Written exercise:
Reproduce the part of the text on girls who bully that falls between "The special dynamic" and "communication (p. 59).", inclusive.

Document extract:
———

The special dynamic of the female bully is something that deserves a bit of its own blog space. Bullying between girls is often more psychological than physical. It can also be a bit sneakier. According to the book Bullying from Both Sides, by Walter Roberts, bullying between girls is called “relational aggression.” This term is appropriate as it connects girls to the Western societal emphasis that girls are raised to focus on relationships and communication (p. 59).
What does a bully-girl look like? The bully-girl reflects come “typical” characteristics (note typical does not mean every bully-girl displays these). The bully-girl is often popular and well-liked by adults. She does well in school and can even be friends with the girls she bullies. Fist fights are not her style. Rumors, gossip, revealing secrets, and exclusion of others are her methods of operation. Often she bullies in a group and, because of her status with others, she will often be joined by others or even pressured by others to bully to maintain her power position. The consequences of the bully-girl are serious and destructive, as much or more than with physical bullying. The target can experience anxiety, depression, low self-concept and/or show signs of being a target through a drop in academic performance, poor eating habits, complaints of excessive illness, or even show signs of self-harm. According to the National Crime Prevention Council’s information on the bully-girl, most adults don’t even know when a girl is being treated this way.
So what do parents do when they believe their daughter may be being bullied? As a former administrator and a current parent of a teenage daughter I can assure you that picking up the phone and calling the parent of the bully-girl or marching over to her home is NOT the best solution. Getting a handle on the situation is imperative if time allows for such discovery. Unless there is imminent physical danger, which would warrant a call to the school administrator or counselor, interjecting oneself into the dynamic is the last resort. First, remember that while you cannot “solve” the entire problem at hand, you can help the target realize that a bully is only a bully IF there is a target. I firmly believe that addressing the target must be a part of the entire resolution process. There is a reason a target is a target. It is not, however, the target’s fault if she is being bullied and to communicate fault would be unacceptable and flat out untrue. Watch for signs your daughter is being bullied. Look at her body language and her eyes, listen to her tone of voice and her words, and when you see signs, don’t dismiss them as a passing phase.

———

Excerpted records:
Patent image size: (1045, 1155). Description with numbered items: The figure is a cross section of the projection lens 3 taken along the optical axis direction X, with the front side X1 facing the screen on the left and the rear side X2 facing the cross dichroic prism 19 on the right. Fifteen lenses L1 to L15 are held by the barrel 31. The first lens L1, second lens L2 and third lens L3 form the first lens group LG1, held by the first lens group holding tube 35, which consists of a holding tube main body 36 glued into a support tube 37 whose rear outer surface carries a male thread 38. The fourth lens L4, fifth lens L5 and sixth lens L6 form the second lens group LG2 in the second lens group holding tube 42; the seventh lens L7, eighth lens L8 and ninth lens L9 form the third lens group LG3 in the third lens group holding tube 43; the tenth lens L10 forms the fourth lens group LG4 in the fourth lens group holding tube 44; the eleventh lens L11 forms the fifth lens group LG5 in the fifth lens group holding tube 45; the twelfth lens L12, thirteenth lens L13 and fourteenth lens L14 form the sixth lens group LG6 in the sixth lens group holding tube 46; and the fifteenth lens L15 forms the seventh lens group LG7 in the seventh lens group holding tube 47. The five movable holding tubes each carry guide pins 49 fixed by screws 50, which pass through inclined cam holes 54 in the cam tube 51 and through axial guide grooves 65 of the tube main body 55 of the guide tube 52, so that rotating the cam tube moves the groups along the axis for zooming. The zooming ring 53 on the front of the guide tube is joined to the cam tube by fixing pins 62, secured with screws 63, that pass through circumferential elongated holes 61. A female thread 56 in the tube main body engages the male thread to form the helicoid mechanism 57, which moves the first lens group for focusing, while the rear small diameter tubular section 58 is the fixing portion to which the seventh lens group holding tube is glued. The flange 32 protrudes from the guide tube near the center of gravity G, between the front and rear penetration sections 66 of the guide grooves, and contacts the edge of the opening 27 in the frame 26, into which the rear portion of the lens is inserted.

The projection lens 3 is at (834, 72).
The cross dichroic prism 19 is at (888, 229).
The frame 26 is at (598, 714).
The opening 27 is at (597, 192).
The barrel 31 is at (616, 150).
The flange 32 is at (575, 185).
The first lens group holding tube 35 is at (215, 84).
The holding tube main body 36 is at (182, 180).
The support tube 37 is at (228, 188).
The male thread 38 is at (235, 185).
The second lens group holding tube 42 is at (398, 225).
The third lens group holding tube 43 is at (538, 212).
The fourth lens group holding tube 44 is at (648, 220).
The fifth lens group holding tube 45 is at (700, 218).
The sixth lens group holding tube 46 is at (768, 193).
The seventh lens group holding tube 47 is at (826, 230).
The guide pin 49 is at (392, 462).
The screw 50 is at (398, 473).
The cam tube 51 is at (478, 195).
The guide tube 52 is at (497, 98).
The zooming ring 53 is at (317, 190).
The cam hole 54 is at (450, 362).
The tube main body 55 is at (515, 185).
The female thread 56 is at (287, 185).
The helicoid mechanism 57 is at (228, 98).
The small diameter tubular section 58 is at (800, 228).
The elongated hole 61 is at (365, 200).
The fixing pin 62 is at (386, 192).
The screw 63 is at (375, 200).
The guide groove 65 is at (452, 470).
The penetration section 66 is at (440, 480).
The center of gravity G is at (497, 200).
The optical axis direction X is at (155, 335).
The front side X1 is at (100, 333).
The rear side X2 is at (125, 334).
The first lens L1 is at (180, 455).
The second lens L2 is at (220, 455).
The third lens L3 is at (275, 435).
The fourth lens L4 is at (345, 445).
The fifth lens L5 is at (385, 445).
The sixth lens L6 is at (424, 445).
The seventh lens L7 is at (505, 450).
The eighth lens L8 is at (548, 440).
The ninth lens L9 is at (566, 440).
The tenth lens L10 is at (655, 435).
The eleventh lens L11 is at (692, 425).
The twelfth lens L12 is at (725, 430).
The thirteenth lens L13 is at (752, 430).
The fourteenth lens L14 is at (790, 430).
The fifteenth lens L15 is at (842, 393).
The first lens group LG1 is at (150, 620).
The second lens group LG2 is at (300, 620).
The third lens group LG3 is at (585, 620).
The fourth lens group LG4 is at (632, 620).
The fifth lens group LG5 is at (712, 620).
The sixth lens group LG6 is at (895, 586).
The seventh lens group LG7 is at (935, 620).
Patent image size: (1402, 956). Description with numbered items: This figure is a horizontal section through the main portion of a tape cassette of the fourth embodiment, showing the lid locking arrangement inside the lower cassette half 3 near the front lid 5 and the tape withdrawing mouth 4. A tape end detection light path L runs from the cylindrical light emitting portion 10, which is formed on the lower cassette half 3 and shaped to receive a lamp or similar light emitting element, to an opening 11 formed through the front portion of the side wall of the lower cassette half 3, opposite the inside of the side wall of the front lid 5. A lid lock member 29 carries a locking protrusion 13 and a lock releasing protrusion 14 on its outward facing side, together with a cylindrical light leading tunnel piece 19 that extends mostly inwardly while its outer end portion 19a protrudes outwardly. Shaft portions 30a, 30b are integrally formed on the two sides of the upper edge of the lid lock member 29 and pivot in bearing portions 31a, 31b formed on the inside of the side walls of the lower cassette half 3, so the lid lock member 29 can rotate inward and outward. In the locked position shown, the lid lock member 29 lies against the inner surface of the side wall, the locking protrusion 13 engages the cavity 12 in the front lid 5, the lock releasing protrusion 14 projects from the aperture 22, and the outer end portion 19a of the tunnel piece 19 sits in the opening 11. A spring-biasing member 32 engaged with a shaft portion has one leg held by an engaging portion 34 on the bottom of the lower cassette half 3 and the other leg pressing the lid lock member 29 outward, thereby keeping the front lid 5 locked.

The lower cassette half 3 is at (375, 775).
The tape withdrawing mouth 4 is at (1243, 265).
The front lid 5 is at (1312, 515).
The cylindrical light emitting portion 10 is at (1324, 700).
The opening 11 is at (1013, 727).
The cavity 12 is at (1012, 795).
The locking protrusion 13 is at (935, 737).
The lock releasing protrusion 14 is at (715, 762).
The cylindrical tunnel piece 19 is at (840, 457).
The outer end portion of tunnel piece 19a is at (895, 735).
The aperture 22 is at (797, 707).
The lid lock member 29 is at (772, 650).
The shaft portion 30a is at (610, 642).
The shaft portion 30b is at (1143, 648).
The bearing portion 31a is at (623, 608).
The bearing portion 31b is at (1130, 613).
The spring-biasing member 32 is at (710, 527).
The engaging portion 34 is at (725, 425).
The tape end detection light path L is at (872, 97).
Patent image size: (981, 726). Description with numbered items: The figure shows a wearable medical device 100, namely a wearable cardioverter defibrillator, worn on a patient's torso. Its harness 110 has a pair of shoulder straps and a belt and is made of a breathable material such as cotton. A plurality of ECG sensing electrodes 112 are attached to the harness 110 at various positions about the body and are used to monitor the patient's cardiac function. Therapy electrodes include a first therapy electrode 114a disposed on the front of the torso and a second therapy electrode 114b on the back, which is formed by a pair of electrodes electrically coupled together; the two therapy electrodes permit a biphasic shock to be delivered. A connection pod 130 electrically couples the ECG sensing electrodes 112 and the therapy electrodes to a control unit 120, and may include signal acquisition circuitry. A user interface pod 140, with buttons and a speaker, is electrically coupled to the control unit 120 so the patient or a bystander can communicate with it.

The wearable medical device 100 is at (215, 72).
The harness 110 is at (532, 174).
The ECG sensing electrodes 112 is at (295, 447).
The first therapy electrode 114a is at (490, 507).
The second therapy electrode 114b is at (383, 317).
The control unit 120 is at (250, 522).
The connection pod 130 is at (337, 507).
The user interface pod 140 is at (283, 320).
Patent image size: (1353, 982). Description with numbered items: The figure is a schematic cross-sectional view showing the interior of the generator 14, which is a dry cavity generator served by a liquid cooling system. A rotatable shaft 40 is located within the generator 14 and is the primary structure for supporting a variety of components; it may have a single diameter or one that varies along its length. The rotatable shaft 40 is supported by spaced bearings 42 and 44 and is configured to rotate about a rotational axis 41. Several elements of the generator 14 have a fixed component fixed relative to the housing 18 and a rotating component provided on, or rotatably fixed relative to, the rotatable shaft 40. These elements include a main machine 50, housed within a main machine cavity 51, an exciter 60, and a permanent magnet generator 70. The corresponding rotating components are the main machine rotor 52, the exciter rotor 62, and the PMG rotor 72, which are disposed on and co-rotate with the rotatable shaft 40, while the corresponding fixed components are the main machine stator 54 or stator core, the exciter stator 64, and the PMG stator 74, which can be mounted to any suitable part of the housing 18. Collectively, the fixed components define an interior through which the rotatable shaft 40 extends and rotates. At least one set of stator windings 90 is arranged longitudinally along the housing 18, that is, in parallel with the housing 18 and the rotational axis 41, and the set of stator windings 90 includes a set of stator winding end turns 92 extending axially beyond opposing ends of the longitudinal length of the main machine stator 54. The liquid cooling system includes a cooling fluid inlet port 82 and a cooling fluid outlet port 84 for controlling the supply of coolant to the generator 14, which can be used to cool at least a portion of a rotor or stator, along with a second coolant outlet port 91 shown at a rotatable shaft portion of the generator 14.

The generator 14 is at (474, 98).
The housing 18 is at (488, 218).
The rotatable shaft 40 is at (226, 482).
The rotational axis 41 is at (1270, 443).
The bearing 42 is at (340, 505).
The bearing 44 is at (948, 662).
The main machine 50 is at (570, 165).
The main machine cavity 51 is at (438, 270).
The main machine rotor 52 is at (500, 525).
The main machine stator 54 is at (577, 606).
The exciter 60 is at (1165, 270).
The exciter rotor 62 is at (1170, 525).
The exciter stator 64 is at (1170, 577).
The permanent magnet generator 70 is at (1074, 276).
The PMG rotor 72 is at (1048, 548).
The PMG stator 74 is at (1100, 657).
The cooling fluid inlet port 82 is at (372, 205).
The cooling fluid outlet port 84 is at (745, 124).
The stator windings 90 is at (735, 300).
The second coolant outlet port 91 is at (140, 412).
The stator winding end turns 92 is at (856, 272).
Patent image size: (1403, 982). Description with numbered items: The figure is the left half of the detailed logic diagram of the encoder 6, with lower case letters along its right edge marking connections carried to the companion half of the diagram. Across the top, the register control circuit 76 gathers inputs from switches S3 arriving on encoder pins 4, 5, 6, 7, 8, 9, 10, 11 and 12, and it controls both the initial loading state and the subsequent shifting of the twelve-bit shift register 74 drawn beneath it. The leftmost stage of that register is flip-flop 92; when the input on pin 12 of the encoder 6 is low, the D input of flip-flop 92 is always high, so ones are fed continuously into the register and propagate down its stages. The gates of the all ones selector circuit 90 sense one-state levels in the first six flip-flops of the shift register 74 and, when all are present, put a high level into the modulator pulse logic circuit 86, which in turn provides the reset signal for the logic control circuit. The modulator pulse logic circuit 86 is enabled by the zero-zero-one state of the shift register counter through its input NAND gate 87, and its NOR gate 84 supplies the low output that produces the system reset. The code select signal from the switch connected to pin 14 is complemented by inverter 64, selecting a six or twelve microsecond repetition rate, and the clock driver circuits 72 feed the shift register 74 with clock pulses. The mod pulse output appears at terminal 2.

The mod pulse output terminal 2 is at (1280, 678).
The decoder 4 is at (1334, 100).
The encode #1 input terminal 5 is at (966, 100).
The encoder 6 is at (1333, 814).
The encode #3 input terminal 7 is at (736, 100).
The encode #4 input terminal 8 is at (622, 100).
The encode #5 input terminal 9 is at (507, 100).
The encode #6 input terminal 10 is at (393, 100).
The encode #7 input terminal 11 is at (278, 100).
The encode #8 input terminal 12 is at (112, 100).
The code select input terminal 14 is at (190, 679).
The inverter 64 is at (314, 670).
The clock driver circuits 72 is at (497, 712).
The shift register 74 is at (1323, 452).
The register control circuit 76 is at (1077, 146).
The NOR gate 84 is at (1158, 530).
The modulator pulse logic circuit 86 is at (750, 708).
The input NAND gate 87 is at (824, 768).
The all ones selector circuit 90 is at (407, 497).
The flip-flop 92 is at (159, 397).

———

Response to this exercise:
The special dynamic of the female bully is something that deserves a bit of its own blog space. Bullying between girls is often more psychological than physical. It can also be a bit sneakier. According to the book Bullying from Both Sides, by Walter Roberts, bullying between girls is called “relational aggression.” This term is appropriate as it connects girls to the Western societal emphasis that girls are raised to focus on relationships and communication (p. 59).